TASK OBJECTIVE: Wherever the word "ylabel" appears in the entries, copy the whole line.

RECORDS SUPPLIED:

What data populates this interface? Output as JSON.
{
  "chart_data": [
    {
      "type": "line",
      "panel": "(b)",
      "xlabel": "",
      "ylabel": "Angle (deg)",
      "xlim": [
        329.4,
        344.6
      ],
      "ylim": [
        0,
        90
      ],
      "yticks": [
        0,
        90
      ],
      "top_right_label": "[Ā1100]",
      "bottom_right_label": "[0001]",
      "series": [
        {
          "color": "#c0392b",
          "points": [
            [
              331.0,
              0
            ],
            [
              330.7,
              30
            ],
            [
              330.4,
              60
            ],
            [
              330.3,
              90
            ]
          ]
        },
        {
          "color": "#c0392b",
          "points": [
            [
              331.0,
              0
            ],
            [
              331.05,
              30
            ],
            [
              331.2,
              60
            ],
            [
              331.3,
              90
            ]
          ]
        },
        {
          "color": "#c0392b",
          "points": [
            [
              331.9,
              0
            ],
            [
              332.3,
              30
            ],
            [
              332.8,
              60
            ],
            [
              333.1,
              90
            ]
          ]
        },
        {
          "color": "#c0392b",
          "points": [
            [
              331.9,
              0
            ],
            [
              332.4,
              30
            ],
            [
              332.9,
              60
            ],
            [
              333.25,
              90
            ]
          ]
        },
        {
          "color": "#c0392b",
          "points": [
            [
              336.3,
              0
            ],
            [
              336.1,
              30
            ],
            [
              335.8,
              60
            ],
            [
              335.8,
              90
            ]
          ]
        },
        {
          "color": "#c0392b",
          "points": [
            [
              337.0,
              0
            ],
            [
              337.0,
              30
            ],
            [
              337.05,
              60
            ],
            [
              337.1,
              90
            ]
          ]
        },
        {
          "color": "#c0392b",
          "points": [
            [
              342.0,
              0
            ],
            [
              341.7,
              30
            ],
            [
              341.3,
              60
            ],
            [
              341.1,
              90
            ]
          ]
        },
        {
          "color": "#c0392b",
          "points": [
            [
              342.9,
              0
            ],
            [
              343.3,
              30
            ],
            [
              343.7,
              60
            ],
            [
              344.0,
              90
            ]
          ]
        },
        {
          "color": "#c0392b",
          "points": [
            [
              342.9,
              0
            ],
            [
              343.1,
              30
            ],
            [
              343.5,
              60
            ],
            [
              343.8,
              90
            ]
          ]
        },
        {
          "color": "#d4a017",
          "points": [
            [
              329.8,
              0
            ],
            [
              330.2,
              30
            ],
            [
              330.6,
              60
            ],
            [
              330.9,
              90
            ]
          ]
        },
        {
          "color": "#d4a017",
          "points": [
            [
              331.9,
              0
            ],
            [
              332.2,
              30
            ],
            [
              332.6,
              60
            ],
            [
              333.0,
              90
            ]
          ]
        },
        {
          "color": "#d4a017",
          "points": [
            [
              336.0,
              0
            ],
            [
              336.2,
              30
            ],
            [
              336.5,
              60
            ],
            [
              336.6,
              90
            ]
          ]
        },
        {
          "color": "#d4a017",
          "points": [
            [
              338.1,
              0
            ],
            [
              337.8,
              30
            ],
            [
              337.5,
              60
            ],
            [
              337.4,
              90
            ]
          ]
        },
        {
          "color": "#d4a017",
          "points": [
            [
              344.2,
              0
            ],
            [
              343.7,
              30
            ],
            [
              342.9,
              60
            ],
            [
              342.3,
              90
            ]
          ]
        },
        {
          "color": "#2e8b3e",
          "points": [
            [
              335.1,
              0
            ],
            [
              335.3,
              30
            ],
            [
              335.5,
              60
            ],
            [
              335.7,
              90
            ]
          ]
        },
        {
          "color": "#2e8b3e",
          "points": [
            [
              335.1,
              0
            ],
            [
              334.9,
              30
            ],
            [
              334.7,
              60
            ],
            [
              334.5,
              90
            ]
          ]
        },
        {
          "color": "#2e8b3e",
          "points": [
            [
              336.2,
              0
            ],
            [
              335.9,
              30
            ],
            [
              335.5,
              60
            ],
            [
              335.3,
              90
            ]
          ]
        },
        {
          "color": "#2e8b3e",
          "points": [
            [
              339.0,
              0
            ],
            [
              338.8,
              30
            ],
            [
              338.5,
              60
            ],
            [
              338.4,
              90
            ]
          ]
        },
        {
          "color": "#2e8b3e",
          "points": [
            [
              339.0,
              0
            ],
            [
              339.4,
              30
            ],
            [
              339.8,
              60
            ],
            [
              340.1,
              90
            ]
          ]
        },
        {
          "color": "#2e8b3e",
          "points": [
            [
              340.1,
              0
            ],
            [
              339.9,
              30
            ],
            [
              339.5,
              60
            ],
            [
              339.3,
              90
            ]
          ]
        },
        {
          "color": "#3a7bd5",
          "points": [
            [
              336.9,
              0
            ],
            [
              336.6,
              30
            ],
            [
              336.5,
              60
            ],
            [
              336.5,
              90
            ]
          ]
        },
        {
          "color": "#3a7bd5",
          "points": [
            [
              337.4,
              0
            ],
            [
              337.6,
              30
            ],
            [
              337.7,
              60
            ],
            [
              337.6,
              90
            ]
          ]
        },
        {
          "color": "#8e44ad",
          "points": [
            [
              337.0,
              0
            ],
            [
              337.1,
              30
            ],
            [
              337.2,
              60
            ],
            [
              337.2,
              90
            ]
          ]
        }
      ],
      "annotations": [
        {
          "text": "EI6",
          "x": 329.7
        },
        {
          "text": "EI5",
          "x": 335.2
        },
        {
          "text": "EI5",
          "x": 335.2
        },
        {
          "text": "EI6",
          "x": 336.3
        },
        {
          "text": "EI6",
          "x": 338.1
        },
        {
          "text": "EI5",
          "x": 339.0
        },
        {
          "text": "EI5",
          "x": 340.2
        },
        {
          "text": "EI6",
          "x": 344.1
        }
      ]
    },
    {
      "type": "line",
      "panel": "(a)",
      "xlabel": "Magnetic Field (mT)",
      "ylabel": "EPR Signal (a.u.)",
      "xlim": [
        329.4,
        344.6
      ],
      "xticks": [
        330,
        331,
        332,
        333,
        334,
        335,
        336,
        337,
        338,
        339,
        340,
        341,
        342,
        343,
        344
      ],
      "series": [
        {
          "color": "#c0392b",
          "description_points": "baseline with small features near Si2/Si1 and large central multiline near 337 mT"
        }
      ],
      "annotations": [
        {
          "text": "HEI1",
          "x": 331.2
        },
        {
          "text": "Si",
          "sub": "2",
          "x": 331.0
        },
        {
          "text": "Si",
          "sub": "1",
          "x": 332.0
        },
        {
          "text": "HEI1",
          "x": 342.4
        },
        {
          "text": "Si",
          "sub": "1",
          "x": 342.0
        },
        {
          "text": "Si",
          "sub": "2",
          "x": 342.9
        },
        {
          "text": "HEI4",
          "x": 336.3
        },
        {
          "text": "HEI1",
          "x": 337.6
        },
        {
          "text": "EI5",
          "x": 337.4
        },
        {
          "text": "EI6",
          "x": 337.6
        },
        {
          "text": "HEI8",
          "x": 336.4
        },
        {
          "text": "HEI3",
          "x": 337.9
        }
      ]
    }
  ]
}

RESPONSE TO THE TASK:
      "ylabel": "Angle (deg)",
      "ylabel": "EPR Signal (a.u.)",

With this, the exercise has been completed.